TASK DETAILS: Check each line of the listing below for the string "Целинников", and copy the ones that have it.

# Start of DATA TO PROCESS

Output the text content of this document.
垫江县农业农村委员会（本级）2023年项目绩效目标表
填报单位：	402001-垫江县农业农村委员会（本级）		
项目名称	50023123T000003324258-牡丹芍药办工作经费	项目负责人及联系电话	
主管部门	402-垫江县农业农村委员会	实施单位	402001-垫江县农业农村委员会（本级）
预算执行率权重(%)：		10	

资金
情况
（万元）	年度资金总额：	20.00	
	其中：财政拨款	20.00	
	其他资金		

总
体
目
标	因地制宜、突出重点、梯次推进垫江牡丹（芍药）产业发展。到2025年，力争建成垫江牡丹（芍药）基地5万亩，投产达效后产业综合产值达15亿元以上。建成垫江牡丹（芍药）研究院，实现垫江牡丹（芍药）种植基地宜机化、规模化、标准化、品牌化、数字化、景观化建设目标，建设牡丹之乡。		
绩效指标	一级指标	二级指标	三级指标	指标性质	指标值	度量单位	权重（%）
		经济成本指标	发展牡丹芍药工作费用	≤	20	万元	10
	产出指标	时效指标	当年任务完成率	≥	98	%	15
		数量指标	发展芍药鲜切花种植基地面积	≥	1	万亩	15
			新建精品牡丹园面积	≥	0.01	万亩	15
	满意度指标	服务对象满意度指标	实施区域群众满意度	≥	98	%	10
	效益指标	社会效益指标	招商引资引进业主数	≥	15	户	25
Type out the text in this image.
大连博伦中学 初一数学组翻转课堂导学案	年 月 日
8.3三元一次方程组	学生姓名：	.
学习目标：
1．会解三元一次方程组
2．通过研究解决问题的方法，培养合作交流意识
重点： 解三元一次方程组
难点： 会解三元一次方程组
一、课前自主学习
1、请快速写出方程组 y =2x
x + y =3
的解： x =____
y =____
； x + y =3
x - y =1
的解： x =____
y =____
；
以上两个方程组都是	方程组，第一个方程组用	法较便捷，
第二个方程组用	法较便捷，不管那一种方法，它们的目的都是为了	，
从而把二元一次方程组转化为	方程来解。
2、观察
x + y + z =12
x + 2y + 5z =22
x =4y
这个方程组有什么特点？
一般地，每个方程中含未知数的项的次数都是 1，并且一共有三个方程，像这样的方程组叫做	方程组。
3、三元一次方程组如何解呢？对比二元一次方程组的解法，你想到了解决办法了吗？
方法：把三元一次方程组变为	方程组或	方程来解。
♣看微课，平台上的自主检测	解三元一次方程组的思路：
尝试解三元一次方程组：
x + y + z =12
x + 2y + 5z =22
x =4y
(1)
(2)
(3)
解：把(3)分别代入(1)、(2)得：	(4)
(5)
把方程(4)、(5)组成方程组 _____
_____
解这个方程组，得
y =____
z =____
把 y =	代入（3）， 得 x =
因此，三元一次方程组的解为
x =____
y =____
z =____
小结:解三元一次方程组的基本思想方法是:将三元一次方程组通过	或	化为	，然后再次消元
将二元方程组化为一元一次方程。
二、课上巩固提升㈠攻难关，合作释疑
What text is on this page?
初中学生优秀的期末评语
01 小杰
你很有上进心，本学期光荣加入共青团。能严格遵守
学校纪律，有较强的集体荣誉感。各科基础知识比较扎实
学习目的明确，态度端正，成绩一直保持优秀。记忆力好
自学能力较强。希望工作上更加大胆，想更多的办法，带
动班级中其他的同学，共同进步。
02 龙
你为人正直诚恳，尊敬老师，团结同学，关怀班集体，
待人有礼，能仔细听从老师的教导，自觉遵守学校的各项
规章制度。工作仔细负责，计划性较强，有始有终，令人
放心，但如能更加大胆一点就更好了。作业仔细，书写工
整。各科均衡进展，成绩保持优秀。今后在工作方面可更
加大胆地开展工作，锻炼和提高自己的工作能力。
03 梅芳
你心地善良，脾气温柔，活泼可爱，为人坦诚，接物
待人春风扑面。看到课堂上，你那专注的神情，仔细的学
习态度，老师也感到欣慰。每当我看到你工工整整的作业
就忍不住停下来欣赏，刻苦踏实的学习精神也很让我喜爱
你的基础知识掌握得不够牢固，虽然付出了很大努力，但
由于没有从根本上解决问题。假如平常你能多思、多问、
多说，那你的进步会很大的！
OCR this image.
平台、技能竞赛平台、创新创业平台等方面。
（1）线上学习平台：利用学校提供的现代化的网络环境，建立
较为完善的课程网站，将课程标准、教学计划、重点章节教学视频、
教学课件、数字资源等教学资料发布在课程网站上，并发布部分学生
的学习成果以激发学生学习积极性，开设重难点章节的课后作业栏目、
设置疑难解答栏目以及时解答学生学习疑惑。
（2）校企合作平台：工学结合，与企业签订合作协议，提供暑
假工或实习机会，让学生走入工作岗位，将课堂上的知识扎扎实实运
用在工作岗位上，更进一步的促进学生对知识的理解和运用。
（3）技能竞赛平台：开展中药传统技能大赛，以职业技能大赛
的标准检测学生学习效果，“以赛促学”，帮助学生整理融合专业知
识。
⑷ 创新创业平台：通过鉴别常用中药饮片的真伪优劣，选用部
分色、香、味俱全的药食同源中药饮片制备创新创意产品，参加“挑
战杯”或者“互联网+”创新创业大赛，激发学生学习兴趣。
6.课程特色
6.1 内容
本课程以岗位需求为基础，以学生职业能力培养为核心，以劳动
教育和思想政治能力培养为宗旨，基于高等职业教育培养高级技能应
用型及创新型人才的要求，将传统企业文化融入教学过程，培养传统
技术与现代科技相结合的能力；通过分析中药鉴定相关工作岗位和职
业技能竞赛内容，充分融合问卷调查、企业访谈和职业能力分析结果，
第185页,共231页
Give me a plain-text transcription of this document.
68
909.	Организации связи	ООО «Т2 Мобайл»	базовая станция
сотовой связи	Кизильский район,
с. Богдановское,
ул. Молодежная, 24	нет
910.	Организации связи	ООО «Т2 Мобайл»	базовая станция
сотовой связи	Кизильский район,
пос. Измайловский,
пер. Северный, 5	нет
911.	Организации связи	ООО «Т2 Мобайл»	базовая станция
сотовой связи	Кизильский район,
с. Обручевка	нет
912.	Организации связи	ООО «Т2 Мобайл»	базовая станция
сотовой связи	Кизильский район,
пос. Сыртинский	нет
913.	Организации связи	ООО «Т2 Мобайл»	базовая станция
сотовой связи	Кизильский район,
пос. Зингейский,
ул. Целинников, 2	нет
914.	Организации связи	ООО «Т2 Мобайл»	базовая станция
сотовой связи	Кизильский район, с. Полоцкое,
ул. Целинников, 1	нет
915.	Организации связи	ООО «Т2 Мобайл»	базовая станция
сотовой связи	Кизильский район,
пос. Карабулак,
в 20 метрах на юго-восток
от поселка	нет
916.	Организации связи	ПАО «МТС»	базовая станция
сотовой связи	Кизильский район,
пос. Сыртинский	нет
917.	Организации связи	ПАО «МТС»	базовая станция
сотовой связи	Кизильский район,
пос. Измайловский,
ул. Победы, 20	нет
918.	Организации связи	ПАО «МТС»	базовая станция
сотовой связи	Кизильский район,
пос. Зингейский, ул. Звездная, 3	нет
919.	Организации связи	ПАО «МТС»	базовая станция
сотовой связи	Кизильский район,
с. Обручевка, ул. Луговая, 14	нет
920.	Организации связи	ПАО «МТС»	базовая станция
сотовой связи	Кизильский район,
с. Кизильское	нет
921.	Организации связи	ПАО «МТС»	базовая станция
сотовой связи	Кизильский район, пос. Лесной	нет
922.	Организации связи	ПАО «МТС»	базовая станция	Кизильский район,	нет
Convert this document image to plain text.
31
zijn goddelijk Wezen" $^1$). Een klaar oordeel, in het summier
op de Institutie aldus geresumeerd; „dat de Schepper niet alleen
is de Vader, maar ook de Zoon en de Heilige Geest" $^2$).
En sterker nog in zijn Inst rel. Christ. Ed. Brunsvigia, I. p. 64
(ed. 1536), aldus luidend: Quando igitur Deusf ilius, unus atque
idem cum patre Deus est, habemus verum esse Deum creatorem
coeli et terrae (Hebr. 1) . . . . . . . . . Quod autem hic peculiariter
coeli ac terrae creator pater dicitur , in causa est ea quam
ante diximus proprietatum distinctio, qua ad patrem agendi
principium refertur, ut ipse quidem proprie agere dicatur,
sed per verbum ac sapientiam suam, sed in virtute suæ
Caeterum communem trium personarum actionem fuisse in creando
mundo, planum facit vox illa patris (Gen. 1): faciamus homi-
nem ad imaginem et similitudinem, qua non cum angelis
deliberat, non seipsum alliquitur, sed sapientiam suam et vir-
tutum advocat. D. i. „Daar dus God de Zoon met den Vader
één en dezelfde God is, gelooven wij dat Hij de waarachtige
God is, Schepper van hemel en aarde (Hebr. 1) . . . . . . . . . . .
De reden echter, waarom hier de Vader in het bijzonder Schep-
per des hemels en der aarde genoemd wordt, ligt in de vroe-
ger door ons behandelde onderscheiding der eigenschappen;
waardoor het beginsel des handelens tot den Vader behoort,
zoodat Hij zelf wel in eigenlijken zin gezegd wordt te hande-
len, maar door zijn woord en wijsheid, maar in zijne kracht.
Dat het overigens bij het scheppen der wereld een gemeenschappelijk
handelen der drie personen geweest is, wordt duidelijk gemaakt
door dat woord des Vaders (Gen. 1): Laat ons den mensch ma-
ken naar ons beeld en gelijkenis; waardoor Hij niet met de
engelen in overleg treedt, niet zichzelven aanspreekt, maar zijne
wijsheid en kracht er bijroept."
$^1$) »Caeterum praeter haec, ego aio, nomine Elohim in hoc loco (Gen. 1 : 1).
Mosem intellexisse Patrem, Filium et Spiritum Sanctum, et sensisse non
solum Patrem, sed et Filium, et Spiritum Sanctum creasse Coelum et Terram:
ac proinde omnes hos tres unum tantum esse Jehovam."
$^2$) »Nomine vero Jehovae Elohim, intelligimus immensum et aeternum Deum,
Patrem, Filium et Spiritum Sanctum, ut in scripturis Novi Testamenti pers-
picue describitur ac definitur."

# End of DATA TO PROCESS

EXPECTED ANSWER:
ул. Целинников, 2	нет
ул. Целинников, 1	нет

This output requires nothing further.